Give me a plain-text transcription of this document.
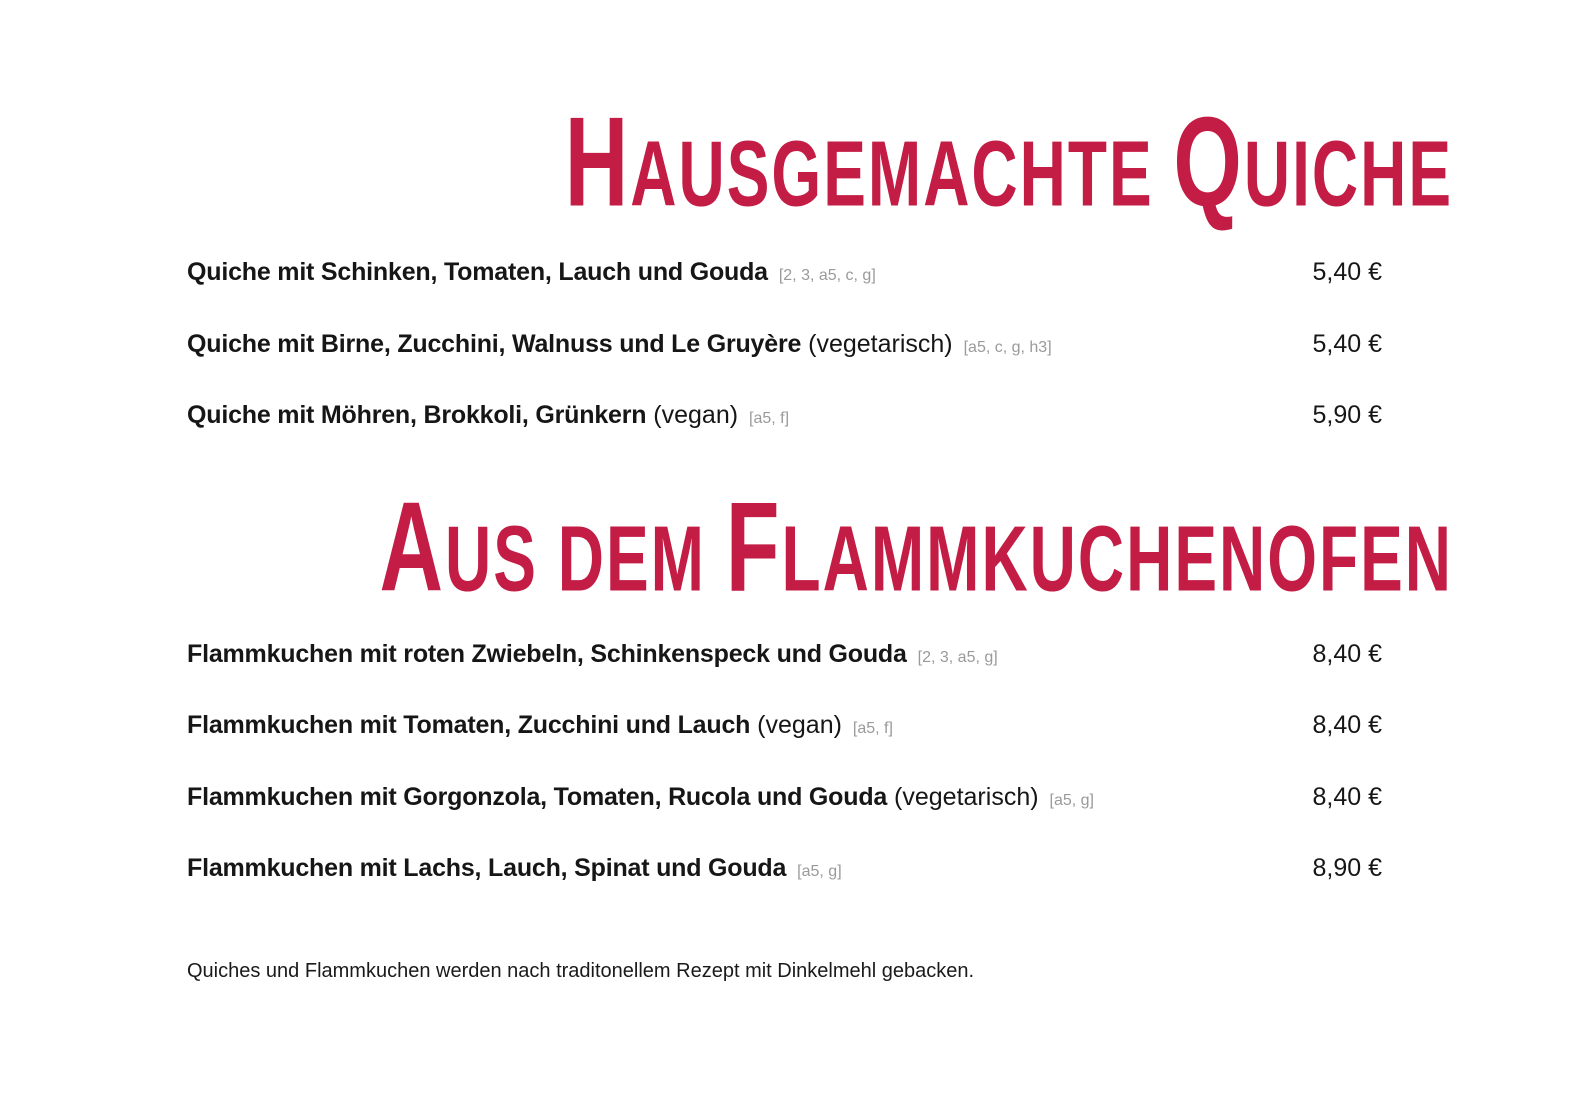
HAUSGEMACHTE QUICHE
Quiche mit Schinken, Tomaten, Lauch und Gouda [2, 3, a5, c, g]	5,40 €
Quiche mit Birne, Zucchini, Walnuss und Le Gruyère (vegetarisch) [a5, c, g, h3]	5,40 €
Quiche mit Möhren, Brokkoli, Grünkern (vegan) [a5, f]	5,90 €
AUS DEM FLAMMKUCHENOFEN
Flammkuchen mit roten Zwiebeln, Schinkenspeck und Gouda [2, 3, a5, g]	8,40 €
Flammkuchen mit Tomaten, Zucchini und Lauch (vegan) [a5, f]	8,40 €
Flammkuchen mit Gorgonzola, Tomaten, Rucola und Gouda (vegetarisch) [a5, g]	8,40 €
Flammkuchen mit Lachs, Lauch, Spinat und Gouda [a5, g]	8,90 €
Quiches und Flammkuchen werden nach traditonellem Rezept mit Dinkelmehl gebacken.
# # # #
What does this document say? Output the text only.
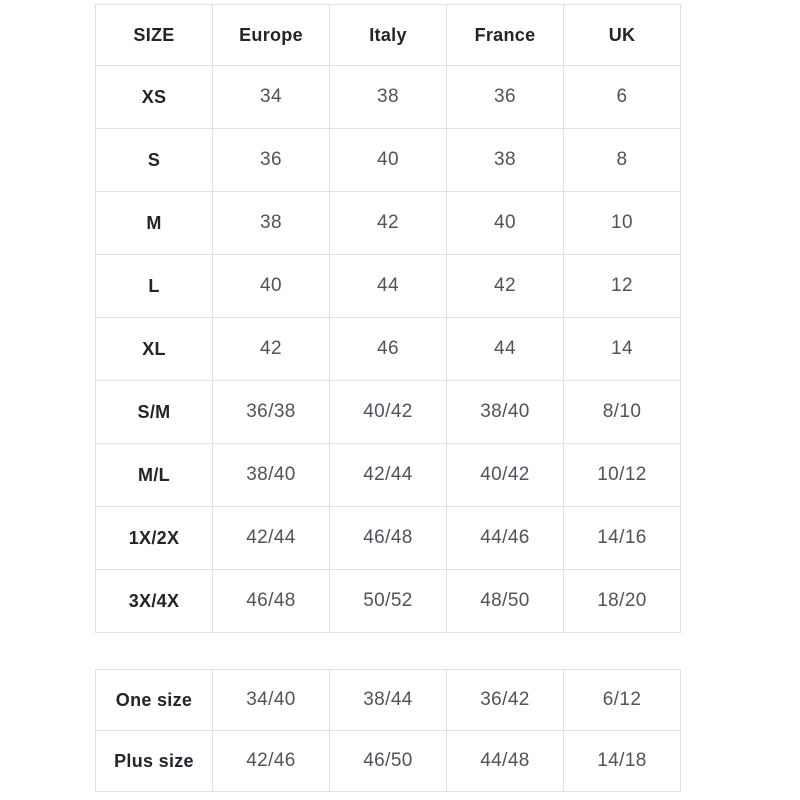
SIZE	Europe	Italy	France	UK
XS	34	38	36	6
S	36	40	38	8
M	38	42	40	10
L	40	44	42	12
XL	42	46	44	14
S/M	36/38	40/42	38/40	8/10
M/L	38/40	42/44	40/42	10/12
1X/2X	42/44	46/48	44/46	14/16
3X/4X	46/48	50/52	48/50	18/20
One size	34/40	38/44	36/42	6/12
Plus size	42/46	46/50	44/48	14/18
# # # #
Work to be completed
Count the lines in the material above where the string "vegetarisch" appears, then state only that count.

Worked solution
2